Write out the listing below exactly, and omit any images you find in it.
=====
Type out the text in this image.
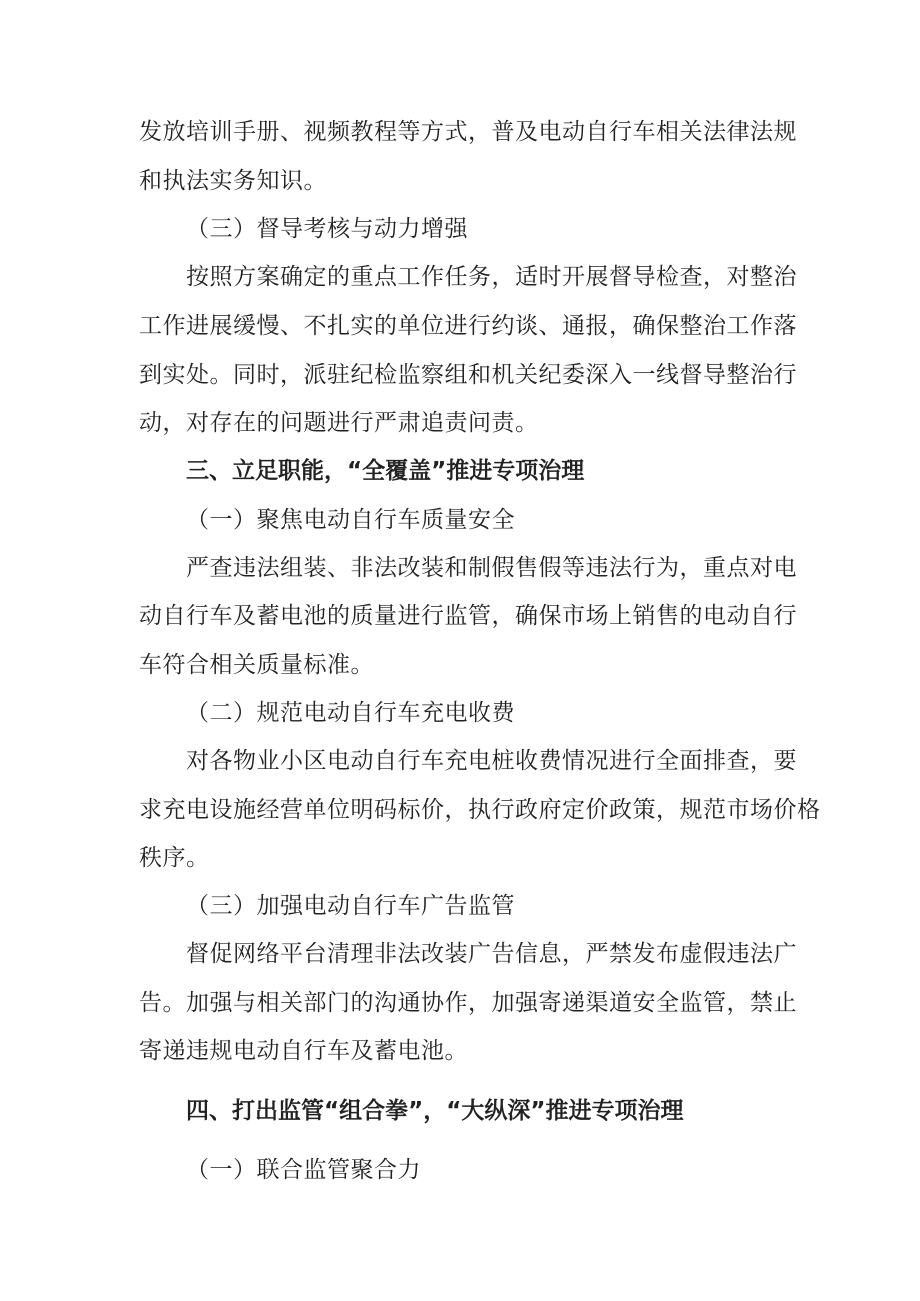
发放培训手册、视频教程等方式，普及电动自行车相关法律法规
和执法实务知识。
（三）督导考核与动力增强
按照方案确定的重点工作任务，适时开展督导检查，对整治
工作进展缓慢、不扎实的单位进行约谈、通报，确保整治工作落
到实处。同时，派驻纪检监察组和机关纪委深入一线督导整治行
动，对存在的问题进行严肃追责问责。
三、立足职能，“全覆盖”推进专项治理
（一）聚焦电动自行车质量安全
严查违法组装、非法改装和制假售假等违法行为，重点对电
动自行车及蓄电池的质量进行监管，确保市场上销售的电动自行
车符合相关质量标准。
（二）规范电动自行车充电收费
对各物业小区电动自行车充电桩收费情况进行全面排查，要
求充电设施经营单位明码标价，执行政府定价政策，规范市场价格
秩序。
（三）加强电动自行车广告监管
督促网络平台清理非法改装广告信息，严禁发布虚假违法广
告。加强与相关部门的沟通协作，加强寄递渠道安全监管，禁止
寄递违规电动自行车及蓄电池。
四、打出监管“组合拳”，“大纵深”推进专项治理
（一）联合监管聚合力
=====
**Solved problem**
Type out the text in this image.
发放培训手册、视频教程等方式，普及电动自行车相关法律法规
和执法实务知识。
（三）督导考核与动力增强
按照方案确定的重点工作任务，适时开展督导检查，对整治
工作进展缓慢、不扎实的单位进行约谈、通报，确保整治工作落
到实处。同时，派驻纪检监察组和机关纪委深入一线督导整治行
动，对存在的问题进行严肃追责问责。
三、立足职能，“全覆盖”推进专项治理
（一）聚焦电动自行车质量安全
严查违法组装、非法改装和制假售假等违法行为，重点对电
动自行车及蓄电池的质量进行监管，确保市场上销售的电动自行
车符合相关质量标准。
（二）规范电动自行车充电收费
对各物业小区电动自行车充电桩收费情况进行全面排查，要
求充电设施经营单位明码标价，执行政府定价政策，规范市场价格
秩序。
（三）加强电动自行车广告监管
督促网络平台清理非法改装广告信息，严禁发布虚假违法广
告。加强与相关部门的沟通协作，加强寄递渠道安全监管，禁止
寄递违规电动自行车及蓄电池。
四、打出监管“组合拳”，“大纵深”推进专项治理
（一）联合监管聚合力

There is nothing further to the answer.